## GIVEN EXERCISE
Count the lines containing "Ekonomik". Give the number alone.

[Figure contents as structured data]
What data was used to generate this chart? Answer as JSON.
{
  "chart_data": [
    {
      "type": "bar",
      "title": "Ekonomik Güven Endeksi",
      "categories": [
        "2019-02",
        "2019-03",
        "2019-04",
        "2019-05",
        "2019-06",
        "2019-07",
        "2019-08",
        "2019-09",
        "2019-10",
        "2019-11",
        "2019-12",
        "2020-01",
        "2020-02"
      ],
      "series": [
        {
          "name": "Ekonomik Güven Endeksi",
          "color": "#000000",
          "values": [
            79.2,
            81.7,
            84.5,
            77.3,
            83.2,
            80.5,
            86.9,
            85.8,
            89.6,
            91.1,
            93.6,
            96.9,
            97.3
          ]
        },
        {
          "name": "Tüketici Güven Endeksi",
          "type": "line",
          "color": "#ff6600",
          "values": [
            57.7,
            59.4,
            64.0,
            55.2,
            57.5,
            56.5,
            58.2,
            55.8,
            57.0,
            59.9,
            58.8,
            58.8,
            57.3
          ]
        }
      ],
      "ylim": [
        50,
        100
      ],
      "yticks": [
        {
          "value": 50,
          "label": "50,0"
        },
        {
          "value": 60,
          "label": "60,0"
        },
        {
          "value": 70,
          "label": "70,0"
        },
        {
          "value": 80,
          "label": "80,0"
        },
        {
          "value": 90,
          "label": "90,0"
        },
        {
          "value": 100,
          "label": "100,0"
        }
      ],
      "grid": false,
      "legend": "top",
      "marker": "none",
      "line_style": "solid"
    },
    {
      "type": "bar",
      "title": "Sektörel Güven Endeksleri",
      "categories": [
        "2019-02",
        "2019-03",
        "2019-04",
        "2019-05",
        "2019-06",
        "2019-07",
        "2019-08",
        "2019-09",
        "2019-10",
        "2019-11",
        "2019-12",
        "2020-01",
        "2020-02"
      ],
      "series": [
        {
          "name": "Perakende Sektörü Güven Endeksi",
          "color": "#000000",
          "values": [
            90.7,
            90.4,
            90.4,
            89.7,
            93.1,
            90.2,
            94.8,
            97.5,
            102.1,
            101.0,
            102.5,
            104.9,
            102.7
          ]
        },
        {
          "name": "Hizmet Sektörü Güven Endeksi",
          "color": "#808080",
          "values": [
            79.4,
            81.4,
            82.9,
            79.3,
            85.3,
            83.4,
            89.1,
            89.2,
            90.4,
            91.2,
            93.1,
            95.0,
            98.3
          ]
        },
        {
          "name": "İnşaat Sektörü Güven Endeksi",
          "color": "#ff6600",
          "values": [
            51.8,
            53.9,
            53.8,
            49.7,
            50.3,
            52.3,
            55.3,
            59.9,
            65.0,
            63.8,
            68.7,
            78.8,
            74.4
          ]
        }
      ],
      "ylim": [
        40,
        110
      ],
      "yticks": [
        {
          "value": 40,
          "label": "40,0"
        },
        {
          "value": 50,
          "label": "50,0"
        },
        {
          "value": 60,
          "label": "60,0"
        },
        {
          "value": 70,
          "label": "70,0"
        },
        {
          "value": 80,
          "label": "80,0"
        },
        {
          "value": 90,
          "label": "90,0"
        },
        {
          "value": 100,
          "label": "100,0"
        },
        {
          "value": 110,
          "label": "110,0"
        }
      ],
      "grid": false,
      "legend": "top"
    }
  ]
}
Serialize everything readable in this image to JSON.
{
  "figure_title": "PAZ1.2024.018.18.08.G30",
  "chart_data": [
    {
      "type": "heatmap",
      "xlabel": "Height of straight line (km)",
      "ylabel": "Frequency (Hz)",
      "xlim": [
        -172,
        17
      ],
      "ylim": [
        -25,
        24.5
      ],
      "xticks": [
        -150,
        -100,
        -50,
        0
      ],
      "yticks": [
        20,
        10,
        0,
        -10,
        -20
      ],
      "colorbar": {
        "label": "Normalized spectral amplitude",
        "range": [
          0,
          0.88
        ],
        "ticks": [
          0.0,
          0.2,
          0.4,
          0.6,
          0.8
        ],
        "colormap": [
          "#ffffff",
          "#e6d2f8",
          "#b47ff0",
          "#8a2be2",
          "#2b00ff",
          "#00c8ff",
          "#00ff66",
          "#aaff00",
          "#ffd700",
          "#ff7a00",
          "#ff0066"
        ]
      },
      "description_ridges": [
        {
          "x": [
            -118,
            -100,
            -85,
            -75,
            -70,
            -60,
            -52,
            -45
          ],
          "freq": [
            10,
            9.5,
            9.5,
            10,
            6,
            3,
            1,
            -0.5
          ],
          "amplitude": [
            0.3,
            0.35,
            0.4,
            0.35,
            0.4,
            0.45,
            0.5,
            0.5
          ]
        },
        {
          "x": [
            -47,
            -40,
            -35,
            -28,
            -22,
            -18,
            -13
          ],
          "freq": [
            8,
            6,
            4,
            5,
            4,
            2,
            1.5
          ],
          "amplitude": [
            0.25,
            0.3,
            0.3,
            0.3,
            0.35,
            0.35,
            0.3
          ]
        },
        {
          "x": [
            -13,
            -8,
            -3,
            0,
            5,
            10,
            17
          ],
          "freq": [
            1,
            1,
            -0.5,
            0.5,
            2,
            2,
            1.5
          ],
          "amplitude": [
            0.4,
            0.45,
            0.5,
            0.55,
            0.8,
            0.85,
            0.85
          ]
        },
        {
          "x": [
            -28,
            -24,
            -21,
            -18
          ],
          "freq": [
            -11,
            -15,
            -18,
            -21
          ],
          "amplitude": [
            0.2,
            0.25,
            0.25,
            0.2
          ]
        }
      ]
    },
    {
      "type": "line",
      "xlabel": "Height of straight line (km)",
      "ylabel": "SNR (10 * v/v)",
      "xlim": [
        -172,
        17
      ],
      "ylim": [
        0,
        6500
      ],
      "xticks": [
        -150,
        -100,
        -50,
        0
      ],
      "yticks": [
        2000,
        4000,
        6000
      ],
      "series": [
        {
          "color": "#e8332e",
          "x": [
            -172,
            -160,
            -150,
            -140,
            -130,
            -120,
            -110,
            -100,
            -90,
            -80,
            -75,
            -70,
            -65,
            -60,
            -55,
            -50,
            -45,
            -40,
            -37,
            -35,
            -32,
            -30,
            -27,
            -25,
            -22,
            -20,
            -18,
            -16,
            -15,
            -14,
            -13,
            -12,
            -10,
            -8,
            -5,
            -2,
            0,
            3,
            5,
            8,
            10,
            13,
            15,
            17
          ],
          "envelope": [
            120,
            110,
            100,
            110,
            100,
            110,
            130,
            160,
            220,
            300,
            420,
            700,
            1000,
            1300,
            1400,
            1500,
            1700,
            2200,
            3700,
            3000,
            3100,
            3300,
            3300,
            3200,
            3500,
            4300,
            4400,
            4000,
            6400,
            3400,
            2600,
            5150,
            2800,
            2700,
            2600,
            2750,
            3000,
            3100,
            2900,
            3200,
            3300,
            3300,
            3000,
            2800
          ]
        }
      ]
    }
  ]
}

## FINISHED ANSWER
2